Collected data
>> begin
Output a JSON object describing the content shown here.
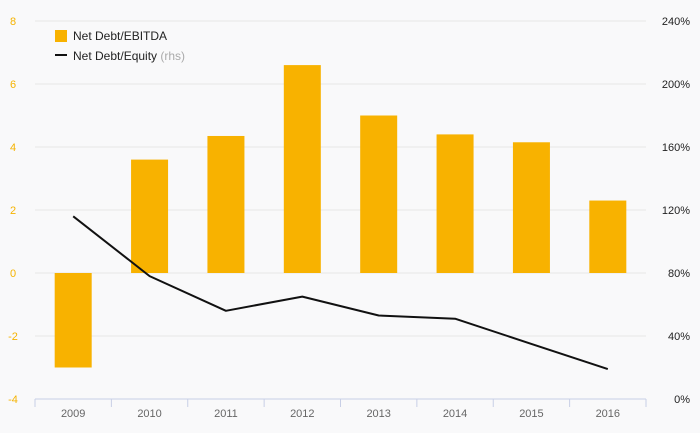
{
  "chart_data": {
    "type": "bar",
    "categories": [
      "2009",
      "2010",
      "2011",
      "2012",
      "2013",
      "2014",
      "2015",
      "2016"
    ],
    "series": [
      {
        "name": "Net Debt/EBITDA",
        "type": "bar",
        "axis": "left",
        "color": "#f8b200",
        "values": [
          -3.0,
          3.6,
          4.35,
          6.6,
          5.0,
          4.4,
          4.15,
          2.3
        ]
      },
      {
        "name": "Net Debt/Equity",
        "name_suffix": "(rhs)",
        "type": "line",
        "axis": "right",
        "color": "#111111",
        "values": [
          116,
          78,
          56,
          65,
          53,
          51,
          35,
          19
        ]
      }
    ],
    "y_left": {
      "range": [
        -4,
        8
      ],
      "ticks": [
        "-4",
        "-2",
        "0",
        "2",
        "4",
        "6",
        "8"
      ],
      "tick_values": [
        -4,
        -2,
        0,
        2,
        4,
        6,
        8
      ]
    },
    "y_right": {
      "range": [
        0,
        240
      ],
      "ticks": [
        "0%",
        "40%",
        "80%",
        "120%",
        "160%",
        "200%",
        "240%"
      ],
      "tick_values": [
        0,
        40,
        80,
        120,
        160,
        200,
        240
      ]
    },
    "grid": true,
    "legend": "top-left"
  }
}
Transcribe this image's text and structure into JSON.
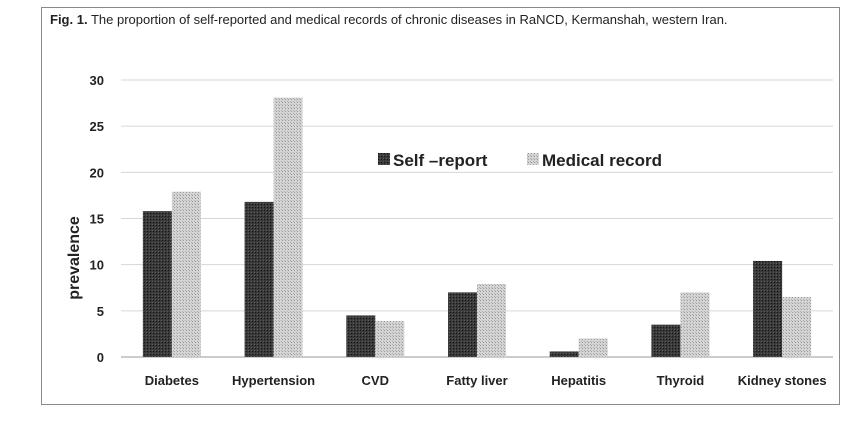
{
  "figure": {
    "caption_label": "Fig. 1.",
    "caption_text": "The proportion of self-reported and medical records of chronic diseases in RaNCD, Kermanshah, western Iran."
  },
  "chart_data": {
    "type": "bar",
    "title": "",
    "xlabel": "",
    "ylabel": "prevalence",
    "ylim": [
      0,
      30
    ],
    "yticks": [
      0,
      5,
      10,
      15,
      20,
      25,
      30
    ],
    "grid": true,
    "legend_position": "top-center",
    "categories": [
      "Diabetes",
      "Hypertension",
      "CVD",
      "Fatty liver",
      "Hepatitis",
      "Thyroid",
      "Kidney stones"
    ],
    "series": [
      {
        "name": "Self –report",
        "color": "#2b2b2b",
        "values": [
          15.8,
          16.8,
          4.5,
          7.0,
          0.6,
          3.5,
          10.4
        ]
      },
      {
        "name": "Medical record",
        "color": "#c8c8c8",
        "values": [
          17.9,
          28.1,
          3.9,
          7.9,
          2.0,
          7.0,
          6.5
        ]
      }
    ]
  }
}
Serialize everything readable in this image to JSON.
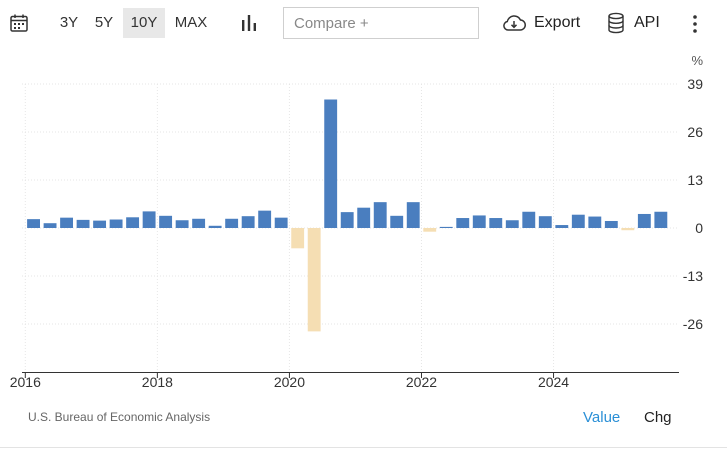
{
  "toolbar": {
    "calendar_icon": "calendar-icon",
    "ranges": [
      {
        "label": "3Y",
        "active": false
      },
      {
        "label": "5Y",
        "active": false
      },
      {
        "label": "10Y",
        "active": true
      },
      {
        "label": "MAX",
        "active": false
      }
    ],
    "chart_type_icon": "bar-chart-icon",
    "compare_placeholder": "Compare +",
    "export_label": "Export",
    "api_label": "API",
    "more_icon": "kebab-menu-icon"
  },
  "footer": {
    "source": "U.S. Bureau of Economic Analysis",
    "value_label": "Value",
    "chg_label": "Chg"
  },
  "colors": {
    "positive": "#4a7ebf",
    "negative": "#f5deb3",
    "accent": "#2a8fd6"
  },
  "chart_data": {
    "type": "bar",
    "unit": "%",
    "ylim": [
      -39,
      39
    ],
    "yticks": [
      39,
      26,
      13,
      0,
      -13,
      -26
    ],
    "xlim": [
      2015.95,
      2025.9
    ],
    "xticks": [
      2016,
      2018,
      2020,
      2022,
      2024
    ],
    "grid": true,
    "x": [
      2016.0,
      2016.25,
      2016.5,
      2016.75,
      2017.0,
      2017.25,
      2017.5,
      2017.75,
      2018.0,
      2018.25,
      2018.5,
      2018.75,
      2019.0,
      2019.25,
      2019.5,
      2019.75,
      2020.0,
      2020.25,
      2020.5,
      2020.75,
      2021.0,
      2021.25,
      2021.5,
      2021.75,
      2022.0,
      2022.25,
      2022.5,
      2022.75,
      2023.0,
      2023.25,
      2023.5,
      2023.75,
      2024.0,
      2024.25,
      2024.5,
      2024.75,
      2025.0,
      2025.25,
      2025.5
    ],
    "values": [
      2.4,
      1.3,
      2.8,
      2.2,
      2.0,
      2.3,
      2.9,
      4.5,
      3.3,
      2.1,
      2.5,
      0.6,
      2.5,
      3.2,
      4.7,
      2.8,
      -5.5,
      -28.0,
      34.8,
      4.3,
      5.5,
      7.0,
      3.3,
      7.0,
      -1.0,
      0.3,
      2.7,
      3.4,
      2.7,
      2.1,
      4.4,
      3.2,
      0.8,
      3.6,
      3.1,
      1.9,
      -0.6,
      3.8,
      4.4
    ]
  }
}
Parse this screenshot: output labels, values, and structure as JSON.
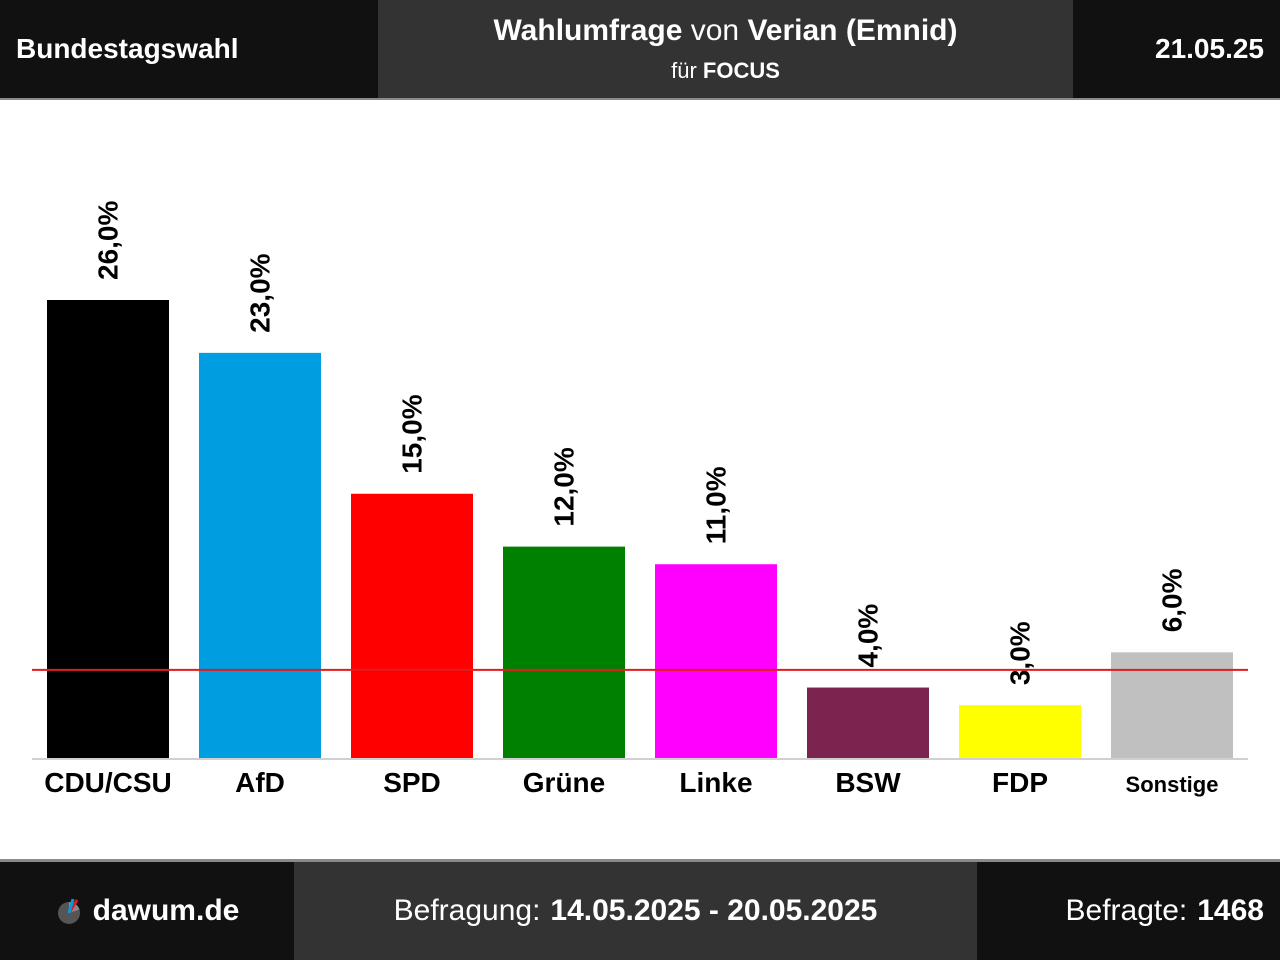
{
  "header": {
    "left_title": "Bundestagswahl",
    "headline_bold1": "Wahlumfrage",
    "headline_mid": "von",
    "headline_bold2": "Verian (Emnid)",
    "sub_prefix": "für",
    "sub_bold": "FOCUS",
    "date": "21.05.25"
  },
  "footer": {
    "logo_text": "dawum.de",
    "period_label": "Befragung:",
    "period_value": "14.05.2025 - 20.05.2025",
    "sample_label": "Befragte:",
    "sample_value": "1468"
  },
  "chart_data": {
    "type": "bar",
    "categories": [
      "CDU/CSU",
      "AfD",
      "SPD",
      "Grüne",
      "Linke",
      "BSW",
      "FDP",
      "Sonstige"
    ],
    "values": [
      26.0,
      23.0,
      15.0,
      12.0,
      11.0,
      4.0,
      3.0,
      6.0
    ],
    "value_labels": [
      "26,0%",
      "23,0%",
      "15,0%",
      "12,0%",
      "11,0%",
      "4,0%",
      "3,0%",
      "6,0%"
    ],
    "colors": [
      "#000000",
      "#009ee0",
      "#ff0000",
      "#008000",
      "#ff00ff",
      "#7b2450",
      "#ffff00",
      "#c0c0c0"
    ],
    "threshold": 5.0,
    "threshold_color": "#e41a1c",
    "ylim": [
      0,
      26
    ],
    "grid": false,
    "legend": "none"
  }
}
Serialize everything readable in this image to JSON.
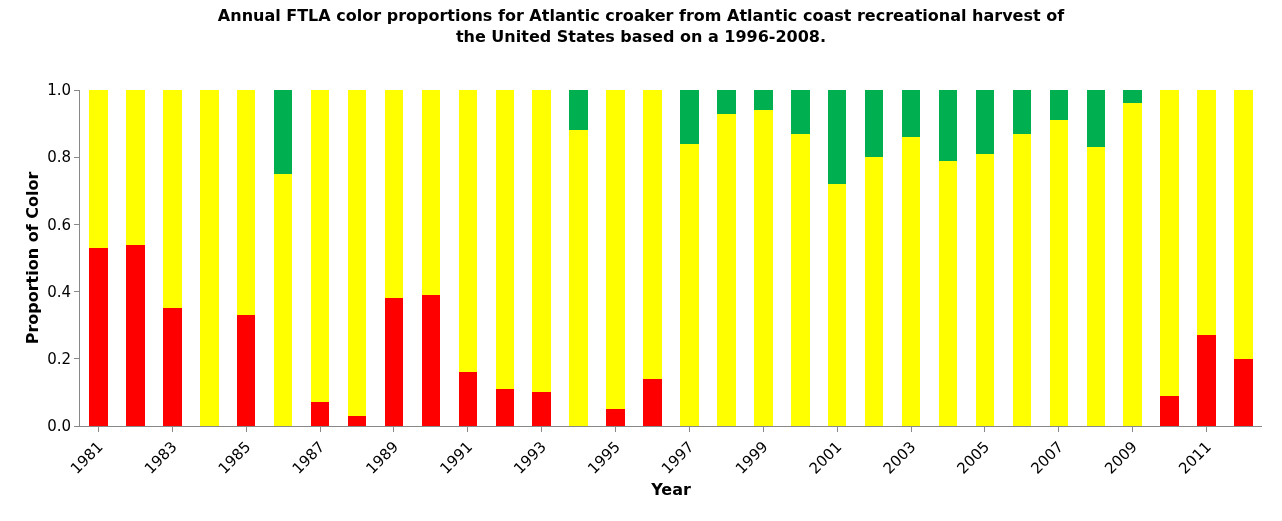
>> end
Above are records with pictures; repeat the records exactly and leave the pictures out.

▶ **REPLY**
Output a JSON object describing the content shown here.
{
  "chart_data": {
    "type": "bar",
    "categories": [
      "2009",
      "2010",
      "2011",
      "2012",
      "2013",
      "2014",
      "2015",
      "2016"
    ],
    "series": [
      {
        "name": "Net Debt/EBITDA",
        "type": "bar",
        "axis": "left",
        "color": "#f8b200",
        "values": [
          -3.0,
          3.6,
          4.35,
          6.6,
          5.0,
          4.4,
          4.15,
          2.3
        ]
      },
      {
        "name": "Net Debt/Equity",
        "name_suffix": "(rhs)",
        "type": "line",
        "axis": "right",
        "color": "#111111",
        "values": [
          116,
          78,
          56,
          65,
          53,
          51,
          35,
          19
        ]
      }
    ],
    "y_left": {
      "range": [
        -4,
        8
      ],
      "ticks": [
        "-4",
        "-2",
        "0",
        "2",
        "4",
        "6",
        "8"
      ],
      "tick_values": [
        -4,
        -2,
        0,
        2,
        4,
        6,
        8
      ]
    },
    "y_right": {
      "range": [
        0,
        240
      ],
      "ticks": [
        "0%",
        "40%",
        "80%",
        "120%",
        "160%",
        "200%",
        "240%"
      ],
      "tick_values": [
        0,
        40,
        80,
        120,
        160,
        200,
        240
      ]
    },
    "grid": true,
    "legend": "top-left"
  }
}
Transcribe this image's text and structure into JSON.
{
  "figure": {
    "caption_label": "Fig. 1.",
    "caption_text": "The proportion of self-reported and medical records of chronic diseases in RaNCD, Kermanshah, western Iran."
  },
  "chart_data": {
    "type": "bar",
    "title": "",
    "xlabel": "",
    "ylabel": "prevalence",
    "ylim": [
      0,
      30
    ],
    "yticks": [
      0,
      5,
      10,
      15,
      20,
      25,
      30
    ],
    "grid": true,
    "legend_position": "top-center",
    "categories": [
      "Diabetes",
      "Hypertension",
      "CVD",
      "Fatty liver",
      "Hepatitis",
      "Thyroid",
      "Kidney stones"
    ],
    "series": [
      {
        "name": "Self –report",
        "color": "#2b2b2b",
        "values": [
          15.8,
          16.8,
          4.5,
          7.0,
          0.6,
          3.5,
          10.4
        ]
      },
      {
        "name": "Medical record",
        "color": "#c8c8c8",
        "values": [
          17.9,
          28.1,
          3.9,
          7.9,
          2.0,
          7.0,
          6.5
        ]
      }
    ]
  }
}
Serialize everything readable in this image to JSON.
{
  "toolbar": {
    "calendar_icon": "calendar-icon",
    "ranges": [
      {
        "label": "3Y",
        "active": false
      },
      {
        "label": "5Y",
        "active": false
      },
      {
        "label": "10Y",
        "active": true
      },
      {
        "label": "MAX",
        "active": false
      }
    ],
    "chart_type_icon": "bar-chart-icon",
    "compare_placeholder": "Compare +",
    "export_label": "Export",
    "api_label": "API",
    "more_icon": "kebab-menu-icon"
  },
  "footer": {
    "source": "U.S. Bureau of Economic Analysis",
    "value_label": "Value",
    "chg_label": "Chg"
  },
  "colors": {
    "positive": "#4a7ebf",
    "negative": "#f5deb3",
    "accent": "#2a8fd6"
  },
  "chart_data": {
    "type": "bar",
    "unit": "%",
    "ylim": [
      -39,
      39
    ],
    "yticks": [
      39,
      26,
      13,
      0,
      -13,
      -26
    ],
    "xlim": [
      2015.95,
      2025.9
    ],
    "xticks": [
      2016,
      2018,
      2020,
      2022,
      2024
    ],
    "grid": true,
    "x": [
      2016.0,
      2016.25,
      2016.5,
      2016.75,
      2017.0,
      2017.25,
      2017.5,
      2017.75,
      2018.0,
      2018.25,
      2018.5,
      2018.75,
      2019.0,
      2019.25,
      2019.5,
      2019.75,
      2020.0,
      2020.25,
      2020.5,
      2020.75,
      2021.0,
      2021.25,
      2021.5,
      2021.75,
      2022.0,
      2022.25,
      2022.5,
      2022.75,
      2023.0,
      2023.25,
      2023.5,
      2023.75,
      2024.0,
      2024.25,
      2024.5,
      2024.75,
      2025.0,
      2025.25,
      2025.5
    ],
    "values": [
      2.4,
      1.3,
      2.8,
      2.2,
      2.0,
      2.3,
      2.9,
      4.5,
      3.3,
      2.1,
      2.5,
      0.6,
      2.5,
      3.2,
      4.7,
      2.8,
      -5.5,
      -28.0,
      34.8,
      4.3,
      5.5,
      7.0,
      3.3,
      7.0,
      -1.0,
      0.3,
      2.7,
      3.4,
      2.7,
      2.1,
      4.4,
      3.2,
      0.8,
      3.6,
      3.1,
      1.9,
      -0.6,
      3.8,
      4.4
    ]
  }
}
Parse this screenshot: output labels, values, and structure as JSON.
{
  "header": {
    "left_title": "Bundestagswahl",
    "headline_bold1": "Wahlumfrage",
    "headline_mid": "von",
    "headline_bold2": "Verian (Emnid)",
    "sub_prefix": "für",
    "sub_bold": "FOCUS",
    "date": "21.05.25"
  },
  "footer": {
    "logo_text": "dawum.de",
    "period_label": "Befragung:",
    "period_value": "14.05.2025 - 20.05.2025",
    "sample_label": "Befragte:",
    "sample_value": "1468"
  },
  "chart_data": {
    "type": "bar",
    "categories": [
      "CDU/CSU",
      "AfD",
      "SPD",
      "Grüne",
      "Linke",
      "BSW",
      "FDP",
      "Sonstige"
    ],
    "values": [
      26.0,
      23.0,
      15.0,
      12.0,
      11.0,
      4.0,
      3.0,
      6.0
    ],
    "value_labels": [
      "26,0%",
      "23,0%",
      "15,0%",
      "12,0%",
      "11,0%",
      "4,0%",
      "3,0%",
      "6,0%"
    ],
    "colors": [
      "#000000",
      "#009ee0",
      "#ff0000",
      "#008000",
      "#ff00ff",
      "#7b2450",
      "#ffff00",
      "#c0c0c0"
    ],
    "threshold": 5.0,
    "threshold_color": "#e41a1c",
    "ylim": [
      0,
      26
    ],
    "grid": false,
    "legend": "none"
  }
}
Serialize everything readable in this image to JSON.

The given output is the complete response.